» Objective
Show every line in the entries below where the word "LARGE" appears.

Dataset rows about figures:

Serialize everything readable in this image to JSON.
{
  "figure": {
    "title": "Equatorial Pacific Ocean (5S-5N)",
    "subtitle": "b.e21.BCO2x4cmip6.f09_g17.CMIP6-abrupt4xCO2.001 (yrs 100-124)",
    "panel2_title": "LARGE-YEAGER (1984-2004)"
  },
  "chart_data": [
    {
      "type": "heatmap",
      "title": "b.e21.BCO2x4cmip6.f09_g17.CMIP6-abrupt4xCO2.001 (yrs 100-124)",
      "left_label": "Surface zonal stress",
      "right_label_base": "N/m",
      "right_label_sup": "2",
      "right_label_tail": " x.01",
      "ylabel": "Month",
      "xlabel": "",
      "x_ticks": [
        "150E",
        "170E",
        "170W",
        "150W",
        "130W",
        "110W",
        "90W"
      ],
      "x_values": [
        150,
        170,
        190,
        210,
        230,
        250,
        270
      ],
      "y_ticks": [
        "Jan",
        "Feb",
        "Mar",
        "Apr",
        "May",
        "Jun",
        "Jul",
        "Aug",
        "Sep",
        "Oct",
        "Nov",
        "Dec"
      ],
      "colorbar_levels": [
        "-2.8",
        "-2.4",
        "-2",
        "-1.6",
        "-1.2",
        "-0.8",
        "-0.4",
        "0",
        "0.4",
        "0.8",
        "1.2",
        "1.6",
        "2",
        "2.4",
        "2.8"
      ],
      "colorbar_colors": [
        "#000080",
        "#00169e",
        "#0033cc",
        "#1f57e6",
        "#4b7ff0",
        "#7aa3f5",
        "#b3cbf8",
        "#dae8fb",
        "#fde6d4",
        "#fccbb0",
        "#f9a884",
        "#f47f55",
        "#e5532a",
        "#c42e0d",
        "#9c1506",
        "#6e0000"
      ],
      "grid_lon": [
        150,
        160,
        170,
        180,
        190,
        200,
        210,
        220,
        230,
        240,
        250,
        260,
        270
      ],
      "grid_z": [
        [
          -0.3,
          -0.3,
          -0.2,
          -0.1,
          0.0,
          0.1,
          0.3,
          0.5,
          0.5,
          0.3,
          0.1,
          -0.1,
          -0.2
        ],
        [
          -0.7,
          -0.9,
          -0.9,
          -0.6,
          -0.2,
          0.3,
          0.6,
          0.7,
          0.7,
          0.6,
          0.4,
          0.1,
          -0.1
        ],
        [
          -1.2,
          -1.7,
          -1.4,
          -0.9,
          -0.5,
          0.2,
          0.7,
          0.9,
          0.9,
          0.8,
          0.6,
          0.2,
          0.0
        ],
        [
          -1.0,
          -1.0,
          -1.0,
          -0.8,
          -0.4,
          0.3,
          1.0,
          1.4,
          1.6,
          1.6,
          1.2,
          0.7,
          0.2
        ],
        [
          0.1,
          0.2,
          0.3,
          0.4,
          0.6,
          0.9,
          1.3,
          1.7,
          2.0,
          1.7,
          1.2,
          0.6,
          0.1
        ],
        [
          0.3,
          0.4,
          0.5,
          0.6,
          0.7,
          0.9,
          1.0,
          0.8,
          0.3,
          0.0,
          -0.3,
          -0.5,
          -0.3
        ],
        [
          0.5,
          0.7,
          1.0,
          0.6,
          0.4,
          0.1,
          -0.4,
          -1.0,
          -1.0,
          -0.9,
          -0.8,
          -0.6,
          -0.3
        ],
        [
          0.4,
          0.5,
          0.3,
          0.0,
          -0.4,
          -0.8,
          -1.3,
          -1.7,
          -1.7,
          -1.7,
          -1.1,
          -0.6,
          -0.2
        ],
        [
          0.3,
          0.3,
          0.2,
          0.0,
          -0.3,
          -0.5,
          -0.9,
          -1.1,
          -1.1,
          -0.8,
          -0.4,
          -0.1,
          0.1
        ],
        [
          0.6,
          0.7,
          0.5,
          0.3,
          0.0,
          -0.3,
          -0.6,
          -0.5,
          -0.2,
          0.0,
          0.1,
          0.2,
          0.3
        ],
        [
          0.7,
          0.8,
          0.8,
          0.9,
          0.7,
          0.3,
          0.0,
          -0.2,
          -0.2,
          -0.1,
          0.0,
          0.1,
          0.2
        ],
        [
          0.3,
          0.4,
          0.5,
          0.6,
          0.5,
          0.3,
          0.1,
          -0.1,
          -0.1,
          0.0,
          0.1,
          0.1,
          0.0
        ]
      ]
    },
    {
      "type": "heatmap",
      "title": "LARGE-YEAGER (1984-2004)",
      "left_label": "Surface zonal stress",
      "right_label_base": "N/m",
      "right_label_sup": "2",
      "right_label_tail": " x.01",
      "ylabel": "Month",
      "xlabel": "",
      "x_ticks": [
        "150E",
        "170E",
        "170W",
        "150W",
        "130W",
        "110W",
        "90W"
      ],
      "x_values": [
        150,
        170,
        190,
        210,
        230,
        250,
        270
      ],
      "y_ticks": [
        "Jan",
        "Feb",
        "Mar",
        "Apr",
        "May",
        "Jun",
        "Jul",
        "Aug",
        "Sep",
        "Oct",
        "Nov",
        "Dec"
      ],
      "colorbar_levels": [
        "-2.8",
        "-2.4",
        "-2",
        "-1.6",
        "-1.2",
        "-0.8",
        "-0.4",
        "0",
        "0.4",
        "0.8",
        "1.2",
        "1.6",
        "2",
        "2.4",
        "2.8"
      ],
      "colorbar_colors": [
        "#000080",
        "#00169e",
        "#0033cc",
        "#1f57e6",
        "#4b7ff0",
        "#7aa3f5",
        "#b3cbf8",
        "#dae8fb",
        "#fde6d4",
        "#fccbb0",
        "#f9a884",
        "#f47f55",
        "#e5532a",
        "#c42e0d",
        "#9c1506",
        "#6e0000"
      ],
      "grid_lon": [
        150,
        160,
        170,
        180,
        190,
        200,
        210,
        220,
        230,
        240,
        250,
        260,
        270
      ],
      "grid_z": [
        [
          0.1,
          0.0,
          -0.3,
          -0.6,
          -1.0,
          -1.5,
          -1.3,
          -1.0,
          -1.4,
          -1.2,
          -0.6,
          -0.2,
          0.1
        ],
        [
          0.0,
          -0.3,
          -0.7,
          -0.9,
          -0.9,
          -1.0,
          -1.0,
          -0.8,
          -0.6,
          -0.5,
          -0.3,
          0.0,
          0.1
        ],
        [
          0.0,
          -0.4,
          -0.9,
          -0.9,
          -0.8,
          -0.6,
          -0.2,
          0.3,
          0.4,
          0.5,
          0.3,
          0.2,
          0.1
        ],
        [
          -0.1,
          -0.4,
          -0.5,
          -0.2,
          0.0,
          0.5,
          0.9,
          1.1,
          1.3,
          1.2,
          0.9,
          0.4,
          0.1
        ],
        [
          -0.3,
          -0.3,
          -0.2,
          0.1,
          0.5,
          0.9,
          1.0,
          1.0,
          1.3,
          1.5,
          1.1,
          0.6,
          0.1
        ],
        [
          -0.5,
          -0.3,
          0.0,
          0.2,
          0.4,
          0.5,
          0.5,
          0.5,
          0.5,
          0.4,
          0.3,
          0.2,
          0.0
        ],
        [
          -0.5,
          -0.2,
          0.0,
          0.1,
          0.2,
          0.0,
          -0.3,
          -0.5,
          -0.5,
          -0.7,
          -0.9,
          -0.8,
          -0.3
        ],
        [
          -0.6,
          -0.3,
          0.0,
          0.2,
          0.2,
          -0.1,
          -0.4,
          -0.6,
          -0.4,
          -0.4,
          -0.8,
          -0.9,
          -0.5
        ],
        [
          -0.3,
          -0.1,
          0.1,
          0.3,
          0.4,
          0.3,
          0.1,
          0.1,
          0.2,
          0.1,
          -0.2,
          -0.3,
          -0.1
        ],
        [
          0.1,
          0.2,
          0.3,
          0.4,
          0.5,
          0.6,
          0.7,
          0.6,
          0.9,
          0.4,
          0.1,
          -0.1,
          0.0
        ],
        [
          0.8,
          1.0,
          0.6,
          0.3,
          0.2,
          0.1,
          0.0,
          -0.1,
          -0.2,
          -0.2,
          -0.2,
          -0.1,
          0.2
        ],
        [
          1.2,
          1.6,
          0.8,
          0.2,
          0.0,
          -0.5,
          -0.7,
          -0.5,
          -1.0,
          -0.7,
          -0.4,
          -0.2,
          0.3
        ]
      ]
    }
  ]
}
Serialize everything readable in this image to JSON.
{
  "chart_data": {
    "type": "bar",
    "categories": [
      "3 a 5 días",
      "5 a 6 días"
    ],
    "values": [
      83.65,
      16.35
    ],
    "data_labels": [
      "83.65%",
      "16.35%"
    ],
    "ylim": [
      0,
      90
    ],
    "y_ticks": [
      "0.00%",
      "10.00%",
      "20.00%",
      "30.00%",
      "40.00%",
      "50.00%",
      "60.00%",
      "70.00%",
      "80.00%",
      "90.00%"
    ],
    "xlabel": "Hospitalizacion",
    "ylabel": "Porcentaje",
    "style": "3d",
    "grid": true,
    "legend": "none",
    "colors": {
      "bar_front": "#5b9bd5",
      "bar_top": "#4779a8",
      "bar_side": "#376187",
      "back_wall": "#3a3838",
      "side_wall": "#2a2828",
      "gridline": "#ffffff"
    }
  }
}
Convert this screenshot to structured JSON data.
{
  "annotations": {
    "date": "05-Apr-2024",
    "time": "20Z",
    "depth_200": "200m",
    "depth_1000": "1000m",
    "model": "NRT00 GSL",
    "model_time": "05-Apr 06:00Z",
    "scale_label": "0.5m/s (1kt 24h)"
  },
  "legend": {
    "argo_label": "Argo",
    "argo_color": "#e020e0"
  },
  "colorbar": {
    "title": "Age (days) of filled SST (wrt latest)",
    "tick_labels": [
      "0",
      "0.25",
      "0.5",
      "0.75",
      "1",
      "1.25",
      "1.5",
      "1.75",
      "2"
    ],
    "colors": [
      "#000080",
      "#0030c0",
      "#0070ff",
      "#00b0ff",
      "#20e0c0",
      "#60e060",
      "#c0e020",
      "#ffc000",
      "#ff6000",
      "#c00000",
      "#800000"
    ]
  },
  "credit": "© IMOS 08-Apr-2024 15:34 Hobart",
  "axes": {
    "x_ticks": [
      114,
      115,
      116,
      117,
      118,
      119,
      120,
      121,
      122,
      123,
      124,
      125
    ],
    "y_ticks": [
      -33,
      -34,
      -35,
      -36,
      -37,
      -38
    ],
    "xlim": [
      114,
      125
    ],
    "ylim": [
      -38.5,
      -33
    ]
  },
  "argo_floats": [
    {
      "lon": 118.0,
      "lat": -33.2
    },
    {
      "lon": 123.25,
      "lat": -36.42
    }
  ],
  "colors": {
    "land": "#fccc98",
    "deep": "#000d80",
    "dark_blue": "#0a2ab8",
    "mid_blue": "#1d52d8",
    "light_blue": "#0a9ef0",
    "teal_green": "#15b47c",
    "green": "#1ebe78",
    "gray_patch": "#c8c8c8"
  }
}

» Expected output
    "panel2_title": "LARGE-YEAGER (1984-2004)"
      "title": "LARGE-YEAGER (1984-2004)",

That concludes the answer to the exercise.